#### What to do:
Your reply should reproduce each line below exactly and carry none of the pictures.

#### The records:
○ ○ ○ ○
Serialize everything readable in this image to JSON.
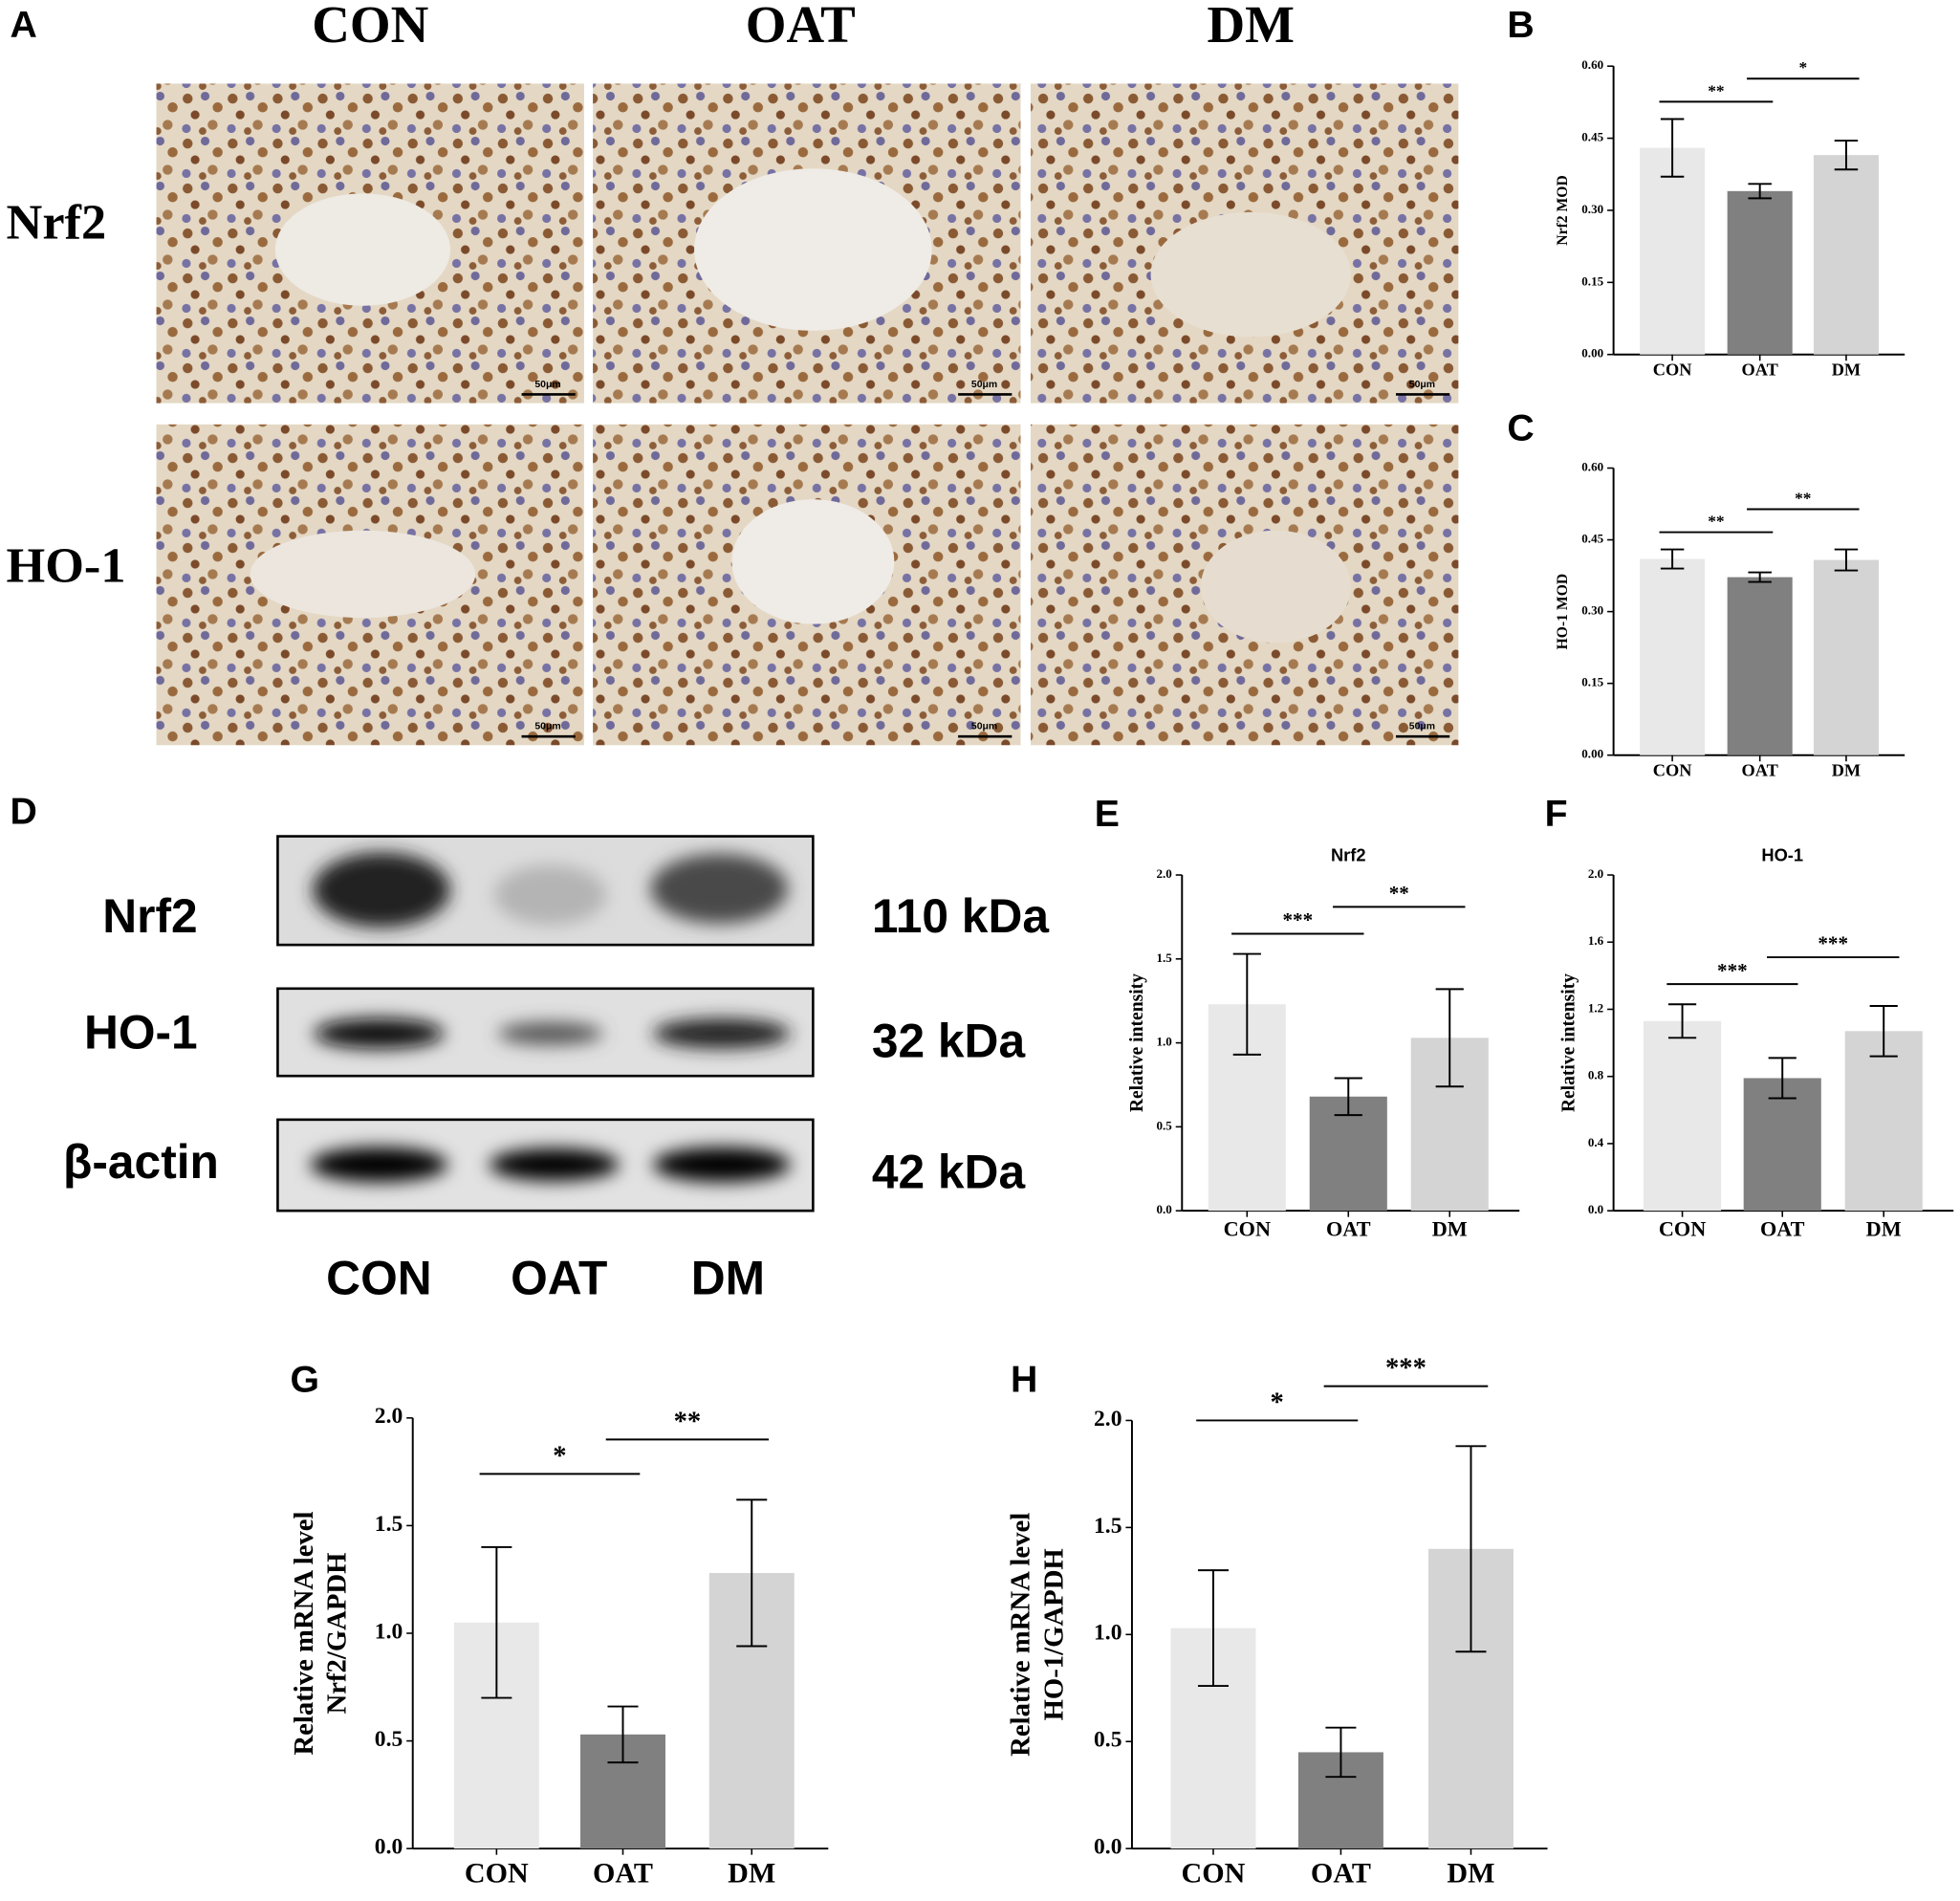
{
  "panel_labels": [
    "A",
    "B",
    "C",
    "D",
    "E",
    "F",
    "G",
    "H"
  ],
  "ihc": {
    "columns": [
      "CON",
      "OAT",
      "DM"
    ],
    "rows": [
      "Nrf2",
      "HO-1"
    ],
    "scale_bar": "50μm"
  },
  "western_blot": {
    "proteins": [
      "Nrf2",
      "HO-1",
      "β-actin"
    ],
    "sizes": [
      "110 kDa",
      "32 kDa",
      "42 kDa"
    ],
    "lanes": [
      "CON",
      "OAT",
      "DM"
    ]
  },
  "chart_data": [
    {
      "type": "bar",
      "y_label": "Nrf2 MOD",
      "categories": [
        "CON",
        "OAT",
        "DM"
      ],
      "values": [
        0.43,
        0.34,
        0.415
      ],
      "errors": [
        0.06,
        0.015,
        0.03
      ],
      "colors": [
        "#e8e8e8",
        "#808080",
        "#d4d4d4"
      ],
      "ylim": [
        0,
        0.6
      ],
      "yticks": [
        {
          "value": 0,
          "label": "0.00"
        },
        {
          "value": 0.15,
          "label": "0.15"
        },
        {
          "value": 0.3,
          "label": "0.30"
        },
        {
          "value": 0.45,
          "label": "0.45"
        },
        {
          "value": 0.6,
          "label": "0.60"
        }
      ],
      "significance": [
        "**",
        "*"
      ]
    },
    {
      "type": "bar",
      "y_label": "HO-1 MOD",
      "categories": [
        "CON",
        "OAT",
        "DM"
      ],
      "values": [
        0.41,
        0.372,
        0.408
      ],
      "errors": [
        0.02,
        0.01,
        0.022
      ],
      "colors": [
        "#e8e8e8",
        "#808080",
        "#d4d4d4"
      ],
      "ylim": [
        0,
        0.6
      ],
      "yticks": [
        {
          "value": 0,
          "label": "0.00"
        },
        {
          "value": 0.15,
          "label": "0.15"
        },
        {
          "value": 0.3,
          "label": "0.30"
        },
        {
          "value": 0.45,
          "label": "0.45"
        },
        {
          "value": 0.6,
          "label": "0.60"
        }
      ],
      "significance": [
        "**",
        "**"
      ]
    },
    {
      "type": "bar",
      "title": "Nrf2",
      "y_label": "Relative intensity",
      "categories": [
        "CON",
        "OAT",
        "DM"
      ],
      "values": [
        1.23,
        0.68,
        1.03
      ],
      "errors": [
        0.3,
        0.11,
        0.29
      ],
      "colors": [
        "#e8e8e8",
        "#808080",
        "#d4d4d4"
      ],
      "ylim": [
        0,
        2
      ],
      "yticks": [
        {
          "value": 0,
          "label": "0.0"
        },
        {
          "value": 0.5,
          "label": "0.5"
        },
        {
          "value": 1,
          "label": "1.0"
        },
        {
          "value": 1.5,
          "label": "1.5"
        },
        {
          "value": 2,
          "label": "2.0"
        }
      ],
      "significance": [
        "***",
        "**"
      ]
    },
    {
      "type": "bar",
      "title": "HO-1",
      "y_label": "Relative intensity",
      "categories": [
        "CON",
        "OAT",
        "DM"
      ],
      "values": [
        1.13,
        0.79,
        1.07
      ],
      "errors": [
        0.1,
        0.12,
        0.15
      ],
      "colors": [
        "#e8e8e8",
        "#808080",
        "#d4d4d4"
      ],
      "ylim": [
        0,
        2
      ],
      "yticks": [
        {
          "value": 0,
          "label": "0.0"
        },
        {
          "value": 0.4,
          "label": "0.4"
        },
        {
          "value": 0.8,
          "label": "0.8"
        },
        {
          "value": 1.2,
          "label": "1.2"
        },
        {
          "value": 1.6,
          "label": "1.6"
        },
        {
          "value": 2,
          "label": "2.0"
        }
      ],
      "significance": [
        "***",
        "***"
      ]
    },
    {
      "type": "bar",
      "y_label": [
        "Relative mRNA level",
        "Nrf2/GAPDH"
      ],
      "categories": [
        "CON",
        "OAT",
        "DM"
      ],
      "values": [
        1.05,
        0.53,
        1.28
      ],
      "errors": [
        0.35,
        0.13,
        0.34
      ],
      "colors": [
        "#e8e8e8",
        "#808080",
        "#d4d4d4"
      ],
      "ylim": [
        0,
        2
      ],
      "yticks": [
        {
          "value": 0,
          "label": "0.0"
        },
        {
          "value": 0.5,
          "label": "0.5"
        },
        {
          "value": 1,
          "label": "1.0"
        },
        {
          "value": 1.5,
          "label": "1.5"
        },
        {
          "value": 2,
          "label": "2.0"
        }
      ],
      "significance": [
        "*",
        "**"
      ]
    },
    {
      "type": "bar",
      "y_label": [
        "Relative mRNA level",
        "HO-1/GAPDH"
      ],
      "categories": [
        "CON",
        "OAT",
        "DM"
      ],
      "values": [
        1.03,
        0.45,
        1.4
      ],
      "errors": [
        0.27,
        0.115,
        0.48
      ],
      "colors": [
        "#e8e8e8",
        "#808080",
        "#d4d4d4"
      ],
      "ylim": [
        0,
        2
      ],
      "yticks": [
        {
          "value": 0,
          "label": "0.0"
        },
        {
          "value": 0.5,
          "label": "0.5"
        },
        {
          "value": 1,
          "label": "1.0"
        },
        {
          "value": 1.5,
          "label": "1.5"
        },
        {
          "value": 2,
          "label": "2.0"
        }
      ],
      "significance": [
        "*",
        "***"
      ]
    }
  ]
}
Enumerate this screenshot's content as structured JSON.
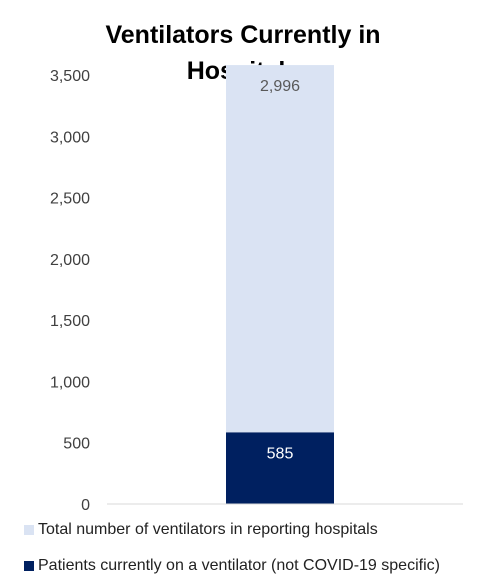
○ ○ ○ ○
#### Response area:
Serialize everything readable in this image to JSON.
{
  "panel_labels": [
    "A",
    "B",
    "C",
    "D",
    "E",
    "F",
    "G",
    "H"
  ],
  "ihc": {
    "columns": [
      "CON",
      "OAT",
      "DM"
    ],
    "rows": [
      "Nrf2",
      "HO-1"
    ],
    "scale_bar": "50μm"
  },
  "western_blot": {
    "proteins": [
      "Nrf2",
      "HO-1",
      "β-actin"
    ],
    "sizes": [
      "110 kDa",
      "32 kDa",
      "42 kDa"
    ],
    "lanes": [
      "CON",
      "OAT",
      "DM"
    ]
  },
  "chart_data": [
    {
      "type": "bar",
      "y_label": "Nrf2 MOD",
      "categories": [
        "CON",
        "OAT",
        "DM"
      ],
      "values": [
        0.43,
        0.34,
        0.415
      ],
      "errors": [
        0.06,
        0.015,
        0.03
      ],
      "colors": [
        "#e8e8e8",
        "#808080",
        "#d4d4d4"
      ],
      "ylim": [
        0,
        0.6
      ],
      "yticks": [
        {
          "value": 0,
          "label": "0.00"
        },
        {
          "value": 0.15,
          "label": "0.15"
        },
        {
          "value": 0.3,
          "label": "0.30"
        },
        {
          "value": 0.45,
          "label": "0.45"
        },
        {
          "value": 0.6,
          "label": "0.60"
        }
      ],
      "significance": [
        "**",
        "*"
      ]
    },
    {
      "type": "bar",
      "y_label": "HO-1 MOD",
      "categories": [
        "CON",
        "OAT",
        "DM"
      ],
      "values": [
        0.41,
        0.372,
        0.408
      ],
      "errors": [
        0.02,
        0.01,
        0.022
      ],
      "colors": [
        "#e8e8e8",
        "#808080",
        "#d4d4d4"
      ],
      "ylim": [
        0,
        0.6
      ],
      "yticks": [
        {
          "value": 0,
          "label": "0.00"
        },
        {
          "value": 0.15,
          "label": "0.15"
        },
        {
          "value": 0.3,
          "label": "0.30"
        },
        {
          "value": 0.45,
          "label": "0.45"
        },
        {
          "value": 0.6,
          "label": "0.60"
        }
      ],
      "significance": [
        "**",
        "**"
      ]
    },
    {
      "type": "bar",
      "title": "Nrf2",
      "y_label": "Relative intensity",
      "categories": [
        "CON",
        "OAT",
        "DM"
      ],
      "values": [
        1.23,
        0.68,
        1.03
      ],
      "errors": [
        0.3,
        0.11,
        0.29
      ],
      "colors": [
        "#e8e8e8",
        "#808080",
        "#d4d4d4"
      ],
      "ylim": [
        0,
        2
      ],
      "yticks": [
        {
          "value": 0,
          "label": "0.0"
        },
        {
          "value": 0.5,
          "label": "0.5"
        },
        {
          "value": 1,
          "label": "1.0"
        },
        {
          "value": 1.5,
          "label": "1.5"
        },
        {
          "value": 2,
          "label": "2.0"
        }
      ],
      "significance": [
        "***",
        "**"
      ]
    },
    {
      "type": "bar",
      "title": "HO-1",
      "y_label": "Relative intensity",
      "categories": [
        "CON",
        "OAT",
        "DM"
      ],
      "values": [
        1.13,
        0.79,
        1.07
      ],
      "errors": [
        0.1,
        0.12,
        0.15
      ],
      "colors": [
        "#e8e8e8",
        "#808080",
        "#d4d4d4"
      ],
      "ylim": [
        0,
        2
      ],
      "yticks": [
        {
          "value": 0,
          "label": "0.0"
        },
        {
          "value": 0.4,
          "label": "0.4"
        },
        {
          "value": 0.8,
          "label": "0.8"
        },
        {
          "value": 1.2,
          "label": "1.2"
        },
        {
          "value": 1.6,
          "label": "1.6"
        },
        {
          "value": 2,
          "label": "2.0"
        }
      ],
      "significance": [
        "***",
        "***"
      ]
    },
    {
      "type": "bar",
      "y_label": [
        "Relative mRNA level",
        "Nrf2/GAPDH"
      ],
      "categories": [
        "CON",
        "OAT",
        "DM"
      ],
      "values": [
        1.05,
        0.53,
        1.28
      ],
      "errors": [
        0.35,
        0.13,
        0.34
      ],
      "colors": [
        "#e8e8e8",
        "#808080",
        "#d4d4d4"
      ],
      "ylim": [
        0,
        2
      ],
      "yticks": [
        {
          "value": 0,
          "label": "0.0"
        },
        {
          "value": 0.5,
          "label": "0.5"
        },
        {
          "value": 1,
          "label": "1.0"
        },
        {
          "value": 1.5,
          "label": "1.5"
        },
        {
          "value": 2,
          "label": "2.0"
        }
      ],
      "significance": [
        "*",
        "**"
      ]
    },
    {
      "type": "bar",
      "y_label": [
        "Relative mRNA level",
        "HO-1/GAPDH"
      ],
      "categories": [
        "CON",
        "OAT",
        "DM"
      ],
      "values": [
        1.03,
        0.45,
        1.4
      ],
      "errors": [
        0.27,
        0.115,
        0.48
      ],
      "colors": [
        "#e8e8e8",
        "#808080",
        "#d4d4d4"
      ],
      "ylim": [
        0,
        2
      ],
      "yticks": [
        {
          "value": 0,
          "label": "0.0"
        },
        {
          "value": 0.5,
          "label": "0.5"
        },
        {
          "value": 1,
          "label": "1.0"
        },
        {
          "value": 1.5,
          "label": "1.5"
        },
        {
          "value": 2,
          "label": "2.0"
        }
      ],
      "significance": [
        "*",
        "***"
      ]
    }
  ]
}
Enumerate this screenshot's content as structured JSON.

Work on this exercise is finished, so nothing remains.